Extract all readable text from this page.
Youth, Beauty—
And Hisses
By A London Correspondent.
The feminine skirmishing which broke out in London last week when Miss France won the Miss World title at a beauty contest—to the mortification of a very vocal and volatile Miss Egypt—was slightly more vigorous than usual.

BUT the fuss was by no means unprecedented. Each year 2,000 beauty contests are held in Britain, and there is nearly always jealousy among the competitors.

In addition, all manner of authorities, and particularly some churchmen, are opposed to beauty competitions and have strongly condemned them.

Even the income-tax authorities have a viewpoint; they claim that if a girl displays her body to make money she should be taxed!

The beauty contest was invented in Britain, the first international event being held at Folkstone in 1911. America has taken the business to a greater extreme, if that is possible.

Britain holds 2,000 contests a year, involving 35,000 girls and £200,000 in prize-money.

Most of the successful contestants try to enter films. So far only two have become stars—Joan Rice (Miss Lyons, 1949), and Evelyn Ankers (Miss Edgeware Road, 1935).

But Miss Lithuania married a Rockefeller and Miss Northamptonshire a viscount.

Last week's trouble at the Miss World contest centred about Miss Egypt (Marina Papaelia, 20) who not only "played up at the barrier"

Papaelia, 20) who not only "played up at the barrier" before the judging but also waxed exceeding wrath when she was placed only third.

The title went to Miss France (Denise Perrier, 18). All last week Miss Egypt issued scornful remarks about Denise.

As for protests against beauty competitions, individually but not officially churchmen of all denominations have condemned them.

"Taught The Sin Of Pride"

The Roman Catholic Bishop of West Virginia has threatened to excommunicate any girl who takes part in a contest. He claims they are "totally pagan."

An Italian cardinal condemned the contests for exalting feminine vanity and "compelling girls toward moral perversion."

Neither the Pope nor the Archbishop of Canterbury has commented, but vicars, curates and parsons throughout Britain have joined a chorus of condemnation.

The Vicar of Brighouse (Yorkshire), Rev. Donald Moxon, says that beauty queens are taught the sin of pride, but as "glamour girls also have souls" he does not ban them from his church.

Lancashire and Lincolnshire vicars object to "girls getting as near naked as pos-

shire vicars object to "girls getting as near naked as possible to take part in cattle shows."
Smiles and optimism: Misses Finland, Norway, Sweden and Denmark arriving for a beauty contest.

++++++++++

■ Work to complete: Copy each line above where the string "only" occurs.

■ Output for this exercise:
Most of the successful contestants try to enter films. So far only two have become stars—Joan Rice (Miss Lyons, 1949), and Evelyn Ankers (Miss Edgeware Road, 1935).
Last week's trouble at the Miss World contest centred about Miss Egypt (Marina Papaelia, 20) who not only "played up at the barrier"
Papaelia, 20) who not only "played up at the barrier" before the judging but also waxed exceeding wrath when she was placed only third.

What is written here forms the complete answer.